───── Raw data
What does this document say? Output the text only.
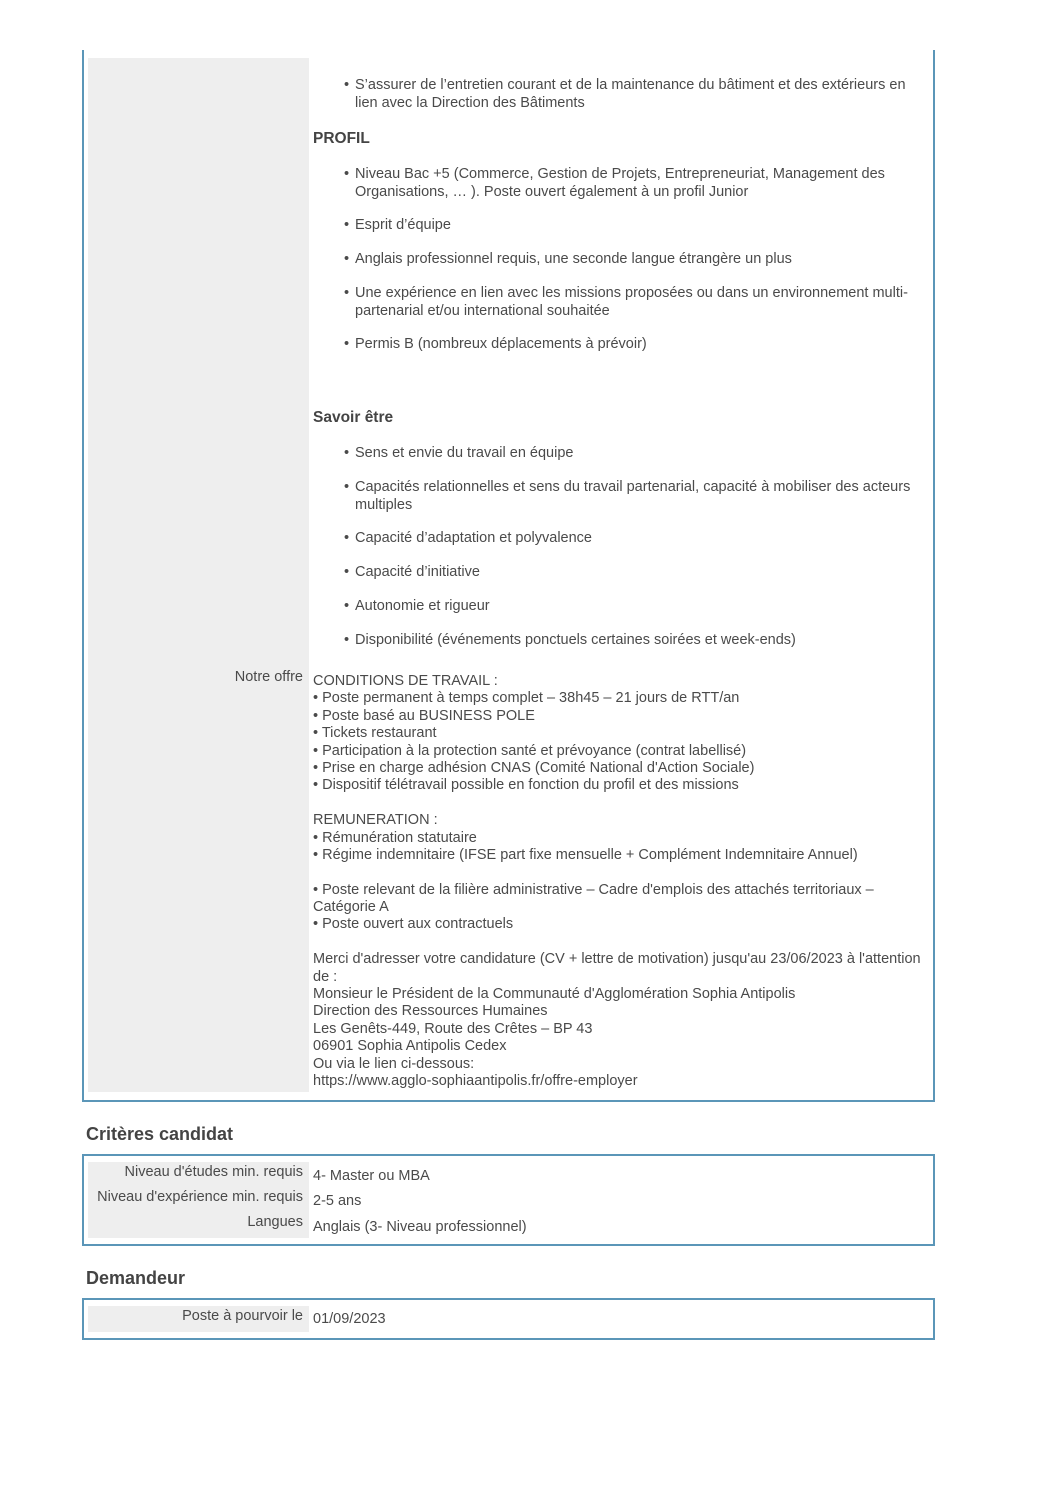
Notre offre
• S’assurer de l’entretien courant et de la maintenance du bâtiment et des extérieurs en lien avec la Direction des Bâtiments
PROFIL
• Niveau Bac +5 (Commerce, Gestion de Projets, Entrepreneuriat, Management des Organisations, … ). Poste ouvert également à un profil Junior
• Esprit d’équipe
• Anglais professionnel requis, une seconde langue étrangère un plus
• Une expérience en lien avec les missions proposées ou dans un environnement multi-partenarial et/ou international souhaitée
• Permis B (nombreux déplacements à prévoir)
Savoir être
• Sens et envie du travail en équipe
• Capacités relationnelles et sens du travail partenarial, capacité à mobiliser des acteurs multiples
• Capacité d’adaptation et polyvalence
• Capacité d’initiative
• Autonomie et rigueur
• Disponibilité (événements ponctuels certaines soirées et week-ends)
CONDITIONS DE TRAVAIL :
• Poste permanent à temps complet – 38h45 – 21 jours de RTT/an
• Poste basé au BUSINESS POLE
• Tickets restaurant
• Participation à la protection santé et prévoyance (contrat labellisé)
• Prise en charge adhésion CNAS (Comité National d'Action Sociale)
• Dispositif télétravail possible en fonction du profil et des missions
REMUNERATION :
• Rémunération statutaire
• Régime indemnitaire (IFSE part fixe mensuelle + Complément Indemnitaire Annuel)
• Poste relevant de la filière administrative – Cadre d'emplois des attachés territoriaux –
Catégorie A
• Poste ouvert aux contractuels
Merci d'adresser votre candidature (CV + lettre de motivation) jusqu'au 23/06/2023 à l'attention
de :
Monsieur le Président de la Communauté d'Agglomération Sophia Antipolis
Direction des Ressources Humaines
Les Genêts-449, Route des Crêtes – BP 43
06901 Sophia Antipolis Cedex
Ou via le lien ci-dessous:
https://www.agglo-sophiaantipolis.fr/offre-employer
Critères candidat
Niveau d'études min. requis
Niveau d'expérience min. requis
Langues
4- Master ou MBA
2-5 ans
Anglais (3- Niveau professionnel)
Demandeur
Poste à pourvoir le 01/09/2023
──────────
Task prompt
Display every line of the listing that contains the string "Poste".

Solution
• Niveau Bac +5 (Commerce, Gestion de Projets, Entrepreneuriat, Management des Organisations, … ). Poste ouvert également à un profil Junior
• Poste permanent à temps complet – 38h45 – 21 jours de RTT/an
• Poste basé au BUSINESS POLE
• Poste relevant de la filière administrative – Cadre d'emplois des attachés territoriaux –
• Poste ouvert aux contractuels
Poste à pourvoir le 01/09/2023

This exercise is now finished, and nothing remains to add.